►

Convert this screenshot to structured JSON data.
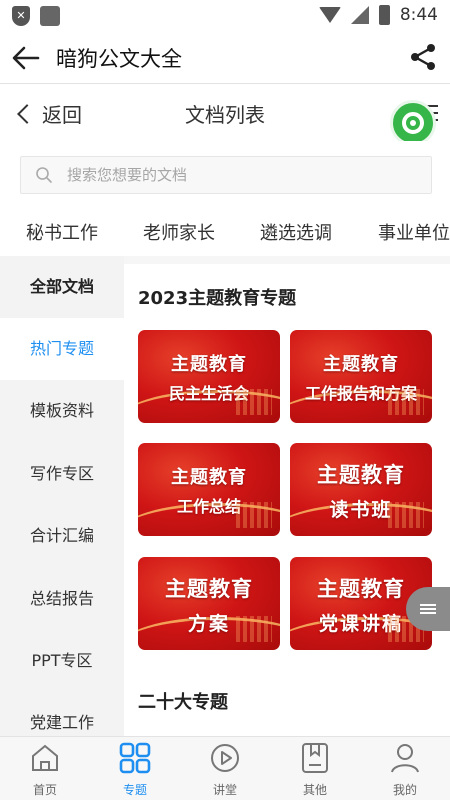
{
  "status_bar": {
    "time": "8:44"
  },
  "app_bar": {
    "title": "暗狗公文大全"
  },
  "nav": {
    "back_label": "返回",
    "title": "文档列表"
  },
  "search": {
    "placeholder": "搜索您想要的文档"
  },
  "category_tabs": [
    "秘书工作",
    "老师家长",
    "遴选选调",
    "事业单位"
  ],
  "sidebar": {
    "items": [
      "全部文档",
      "热门专题",
      "模板资料",
      "写作专区",
      "合计汇编",
      "总结报告",
      "PPT专区",
      "党建工作"
    ],
    "active_index": 1
  },
  "main": {
    "section1_title": "2023主题教育专题",
    "cards": [
      {
        "line1": "主题教育",
        "line2": "民主生活会"
      },
      {
        "line1": "主题教育",
        "line2": "工作报告和方案"
      },
      {
        "line1": "主题教育",
        "line2": "工作总结"
      },
      {
        "line1": "主题教育",
        "line2": "读书班"
      },
      {
        "line1": "主题教育",
        "line2": "方案"
      },
      {
        "line1": "主题教育",
        "line2": "党课讲稿"
      }
    ],
    "section2_title": "二十大专题"
  },
  "bottom_nav": {
    "items": [
      {
        "label": "首页",
        "icon": "home-icon"
      },
      {
        "label": "专题",
        "icon": "grid-icon"
      },
      {
        "label": "讲堂",
        "icon": "play-icon"
      },
      {
        "label": "其他",
        "icon": "bookmark-icon"
      },
      {
        "label": "我的",
        "icon": "user-icon"
      }
    ],
    "active_index": 1
  },
  "colors": {
    "accent": "#1e8ff0",
    "card_red": "#cf1515",
    "fab_green": "#36b648"
  }
}
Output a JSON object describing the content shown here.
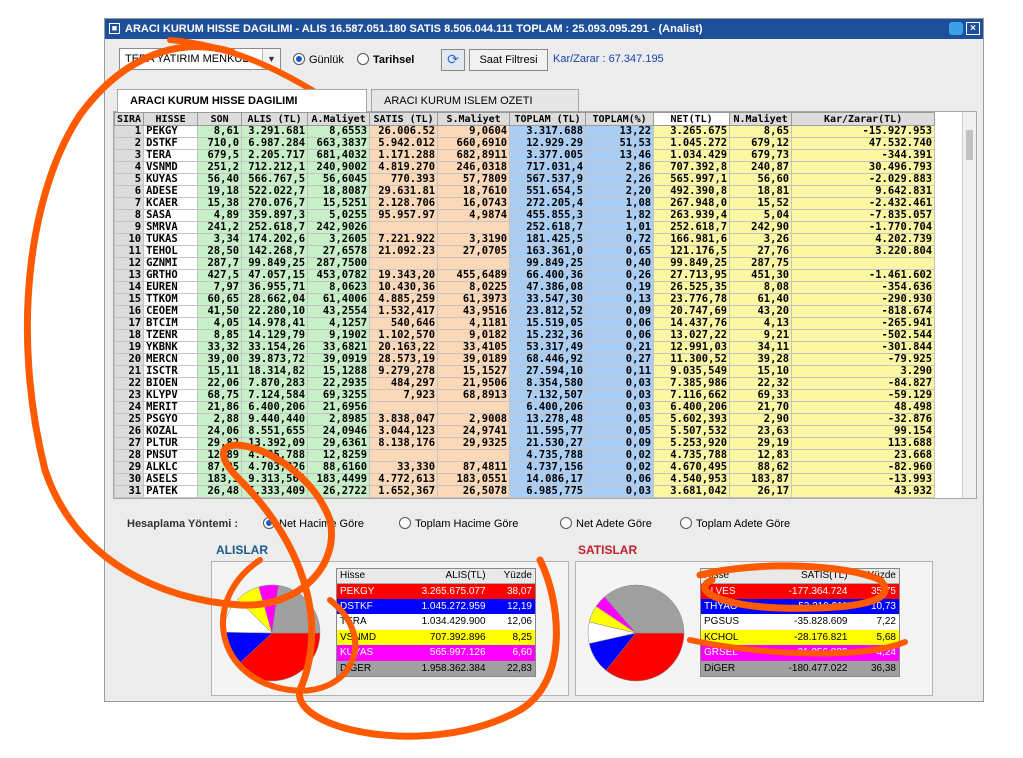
{
  "window": {
    "title": "ARACI KURUM HISSE DAGILIMI - ALIS 16.587.051.180  SATIS 8.506.044.111  TOPLAM : 25.093.095.291 - (Analist)"
  },
  "toolbar": {
    "broker": "TERA YATIRIM MENKUL",
    "radio_daily": "Günlük",
    "radio_historical": "Tarihsel",
    "hour_filter": "Saat Filtresi",
    "profit_loss": "Kar/Zarar : 67.347.195"
  },
  "tabs": [
    "ARACI KURUM HISSE DAGILIMI",
    "ARACI KURUM ISLEM OZETI"
  ],
  "table": {
    "headers": [
      "SIRA",
      "HISSE",
      "SON",
      "ALIS (TL)",
      "A.Maliyet",
      "SATIS (TL)",
      "S.Maliyet",
      "TOPLAM (TL)",
      "TOPLAM(%)",
      "NET(TL)",
      "N.Maliyet",
      "Kar/Zarar(TL)"
    ],
    "rows": [
      [
        "1",
        "PEKGY",
        "8,61",
        "3.291.681",
        "8,6553",
        "26.006.52",
        "9,0604",
        "3.317.688",
        "13,22",
        "3.265.675",
        "8,65",
        "-15.927.953"
      ],
      [
        "2",
        "DSTKF",
        "710,0",
        "6.987.284",
        "663,3837",
        "5.942.012",
        "660,6910",
        "12.929.29",
        "51,53",
        "1.045.272",
        "679,12",
        "47.532.740"
      ],
      [
        "3",
        "TERA",
        "679,5",
        "2.205.717",
        "681,4032",
        "1.171.288",
        "682,8911",
        "3.377.005",
        "13,46",
        "1.034.429",
        "679,73",
        "-344.391"
      ],
      [
        "4",
        "VSNMD",
        "251,2",
        "712.212,1",
        "240,9002",
        "4.819.270",
        "246,0318",
        "717.031,4",
        "2,86",
        "707.392,8",
        "240,87",
        "30.496.793"
      ],
      [
        "5",
        "KUYAS",
        "56,40",
        "566.767,5",
        "56,6045",
        "770.393",
        "57,7809",
        "567.537,9",
        "2,26",
        "565.997,1",
        "56,60",
        "-2.029.883"
      ],
      [
        "6",
        "ADESE",
        "19,18",
        "522.022,7",
        "18,8087",
        "29.631.81",
        "18,7610",
        "551.654,5",
        "2,20",
        "492.390,8",
        "18,81",
        "9.642.831"
      ],
      [
        "7",
        "KCAER",
        "15,38",
        "270.076,7",
        "15,5251",
        "2.128.706",
        "16,0743",
        "272.205,4",
        "1,08",
        "267.948,0",
        "15,52",
        "-2.432.461"
      ],
      [
        "8",
        "SASA",
        "4,89",
        "359.897,3",
        "5,0255",
        "95.957.97",
        "4,9874",
        "455.855,3",
        "1,82",
        "263.939,4",
        "5,04",
        "-7.835.057"
      ],
      [
        "9",
        "SMRVA",
        "241,2",
        "252.618,7",
        "242,9026",
        "",
        "",
        "252.618,7",
        "1,01",
        "252.618,7",
        "242,90",
        "-1.770.704"
      ],
      [
        "10",
        "TUKAS",
        "3,34",
        "174.202,6",
        "3,2605",
        "7.221.922",
        "3,3190",
        "181.425,5",
        "0,72",
        "166.981,6",
        "3,26",
        "4.202.739"
      ],
      [
        "11",
        "TEHOL",
        "28,50",
        "142.268,7",
        "27,6578",
        "21.092.23",
        "27,0705",
        "163.361,0",
        "0,65",
        "121.176,5",
        "27,76",
        "3.220.804"
      ],
      [
        "12",
        "GZNMI",
        "287,7",
        "99.849,25",
        "287,7500",
        "",
        "",
        "99.849,25",
        "0,40",
        "99.849,25",
        "287,75",
        ""
      ],
      [
        "13",
        "GRTHO",
        "427,5",
        "47.057,15",
        "453,0782",
        "19.343,20",
        "455,6489",
        "66.400,36",
        "0,26",
        "27.713,95",
        "451,30",
        "-1.461.602"
      ],
      [
        "14",
        "EUREN",
        "7,97",
        "36.955,71",
        "8,0623",
        "10.430,36",
        "8,0225",
        "47.386,08",
        "0,19",
        "26.525,35",
        "8,08",
        "-354.636"
      ],
      [
        "15",
        "TTKOM",
        "60,65",
        "28.662,04",
        "61,4006",
        "4.885,259",
        "61,3973",
        "33.547,30",
        "0,13",
        "23.776,78",
        "61,40",
        "-290.930"
      ],
      [
        "16",
        "CEOEM",
        "41,50",
        "22.280,10",
        "43,2554",
        "1.532,417",
        "43,9516",
        "23.812,52",
        "0,09",
        "20.747,69",
        "43,20",
        "-818.674"
      ],
      [
        "17",
        "BTCIM",
        "4,05",
        "14.978,41",
        "4,1257",
        "540,646",
        "4,1181",
        "15.519,05",
        "0,06",
        "14.437,76",
        "4,13",
        "-265.941"
      ],
      [
        "18",
        "TZENR",
        "8,85",
        "14.129,79",
        "9,1902",
        "1.102,570",
        "9,0182",
        "15.232,36",
        "0,06",
        "13.027,22",
        "9,21",
        "-502.544"
      ],
      [
        "19",
        "YKBNK",
        "33,32",
        "33.154,26",
        "33,6821",
        "20.163,22",
        "33,4105",
        "53.317,49",
        "0,21",
        "12.991,03",
        "34,11",
        "-301.844"
      ],
      [
        "20",
        "MERCN",
        "39,00",
        "39.873,72",
        "39,0919",
        "28.573,19",
        "39,0189",
        "68.446,92",
        "0,27",
        "11.300,52",
        "39,28",
        "-79.925"
      ],
      [
        "21",
        "ISCTR",
        "15,11",
        "18.314,82",
        "15,1288",
        "9.279,278",
        "15,1527",
        "27.594,10",
        "0,11",
        "9.035,549",
        "15,10",
        "3.290"
      ],
      [
        "22",
        "BIOEN",
        "22,06",
        "7.870,283",
        "22,2935",
        "484,297",
        "21,9506",
        "8.354,580",
        "0,03",
        "7.385,986",
        "22,32",
        "-84.827"
      ],
      [
        "23",
        "KLYPV",
        "68,75",
        "7.124,584",
        "69,3255",
        "7,923",
        "68,8913",
        "7.132,507",
        "0,03",
        "7.116,662",
        "69,33",
        "-59.129"
      ],
      [
        "24",
        "MERIT",
        "21,86",
        "6.400,206",
        "21,6956",
        "",
        "",
        "6.400,206",
        "0,03",
        "6.400,206",
        "21,70",
        "48.498"
      ],
      [
        "25",
        "PSGYO",
        "2,88",
        "9.440,440",
        "2,8985",
        "3.838,047",
        "2,9008",
        "13.278,48",
        "0,05",
        "5.602,393",
        "2,90",
        "-32.876"
      ],
      [
        "26",
        "KOZAL",
        "24,06",
        "8.551,655",
        "24,0946",
        "3.044,123",
        "24,9741",
        "11.595,77",
        "0,05",
        "5.507,532",
        "23,63",
        "99.154"
      ],
      [
        "27",
        "PLTUR",
        "29,82",
        "13.392,09",
        "29,6361",
        "8.138,176",
        "29,9325",
        "21.530,27",
        "0,09",
        "5.253,920",
        "29,19",
        "113.688"
      ],
      [
        "28",
        "PNSUT",
        "12,89",
        "4.735,788",
        "12,8259",
        "",
        "",
        "4.735,788",
        "0,02",
        "4.735,788",
        "12,83",
        "23.668"
      ],
      [
        "29",
        "ALKLC",
        "87,05",
        "4.703,826",
        "88,6160",
        "33,330",
        "87,4811",
        "4.737,156",
        "0,02",
        "4.670,495",
        "88,62",
        "-82.960"
      ],
      [
        "30",
        "ASELS",
        "183,3",
        "9.313,566",
        "183,4499",
        "4.772,613",
        "183,0551",
        "14.086,17",
        "0,06",
        "4.540,953",
        "183,87",
        "-13.993"
      ],
      [
        "31",
        "PATEK",
        "26,48",
        "5.333,409",
        "26,2722",
        "1.652,367",
        "26,5078",
        "6.985,775",
        "0,03",
        "3.681,042",
        "26,17",
        "43.932"
      ]
    ]
  },
  "calc": {
    "label": "Hesaplama Yöntemi :",
    "options": [
      "Net Hacime Göre",
      "Toplam Hacime Göre",
      "Net Adete Göre",
      "Toplam Adete Göre"
    ],
    "selected_index": 0
  },
  "buys": {
    "title": "ALISLAR",
    "headers": [
      "Hisse",
      "ALIS(TL)",
      "Yüzde"
    ],
    "rows": [
      {
        "name": "PEKGY",
        "value": "3.265.675.077",
        "pct": "38,07",
        "color": "#ff0000",
        "text": "#ffffff"
      },
      {
        "name": "DSTKF",
        "value": "1.045.272.959",
        "pct": "12,19",
        "color": "#0000ff",
        "text": "#ffffff"
      },
      {
        "name": "TERA",
        "value": "1.034.429.900",
        "pct": "12,06",
        "color": "#ffffff",
        "text": "#000000"
      },
      {
        "name": "VSNMD",
        "value": "707.392.896",
        "pct": "8,25",
        "color": "#ffff00",
        "text": "#000000"
      },
      {
        "name": "KUYAS",
        "value": "565.997.126",
        "pct": "6,60",
        "color": "#ff00ff",
        "text": "#ffffff"
      },
      {
        "name": "DiGER",
        "value": "1.958.362.384",
        "pct": "22,83",
        "color": "#a0a0a0",
        "text": "#000000"
      }
    ]
  },
  "sells": {
    "title": "SATISLAR",
    "headers": [
      "Hisse",
      "SATIS(TL)",
      "Yüzde"
    ],
    "rows": [
      {
        "name": "ALVES",
        "value": "-177.364.724",
        "pct": "35,75",
        "color": "#ff0000",
        "text": "#ffffff"
      },
      {
        "name": "THYAO",
        "value": "-53.219.211",
        "pct": "10,73",
        "color": "#0000ff",
        "text": "#ffffff"
      },
      {
        "name": "PGSUS",
        "value": "-35.828.609",
        "pct": "7,22",
        "color": "#ffffff",
        "text": "#000000"
      },
      {
        "name": "KCHOL",
        "value": "-28.176.821",
        "pct": "5,68",
        "color": "#ffff00",
        "text": "#000000"
      },
      {
        "name": "GRSEL",
        "value": "-21.056.888",
        "pct": "4,24",
        "color": "#ff00ff",
        "text": "#ffffff"
      },
      {
        "name": "DiGER",
        "value": "-180.477.022",
        "pct": "36,38",
        "color": "#a0a0a0",
        "text": "#000000"
      }
    ]
  },
  "colors": {
    "titlebar": "#1e4f9a",
    "annotation": "#ff5a00"
  }
}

◄

■ Work to complete ■
Which lines hold the word "name"? Return all of them from the records above.

■ Written solution ■
        "name": "PEKGY",
        "name": "DSTKF",
        "name": "TERA",
        "name": "VSNMD",
        "name": "KUYAS",
        "name": "DiGER",
        "name": "ALVES",
        "name": "THYAO",
        "name": "PGSUS",
        "name": "KCHOL",
        "name": "GRSEL",
        "name": "DiGER",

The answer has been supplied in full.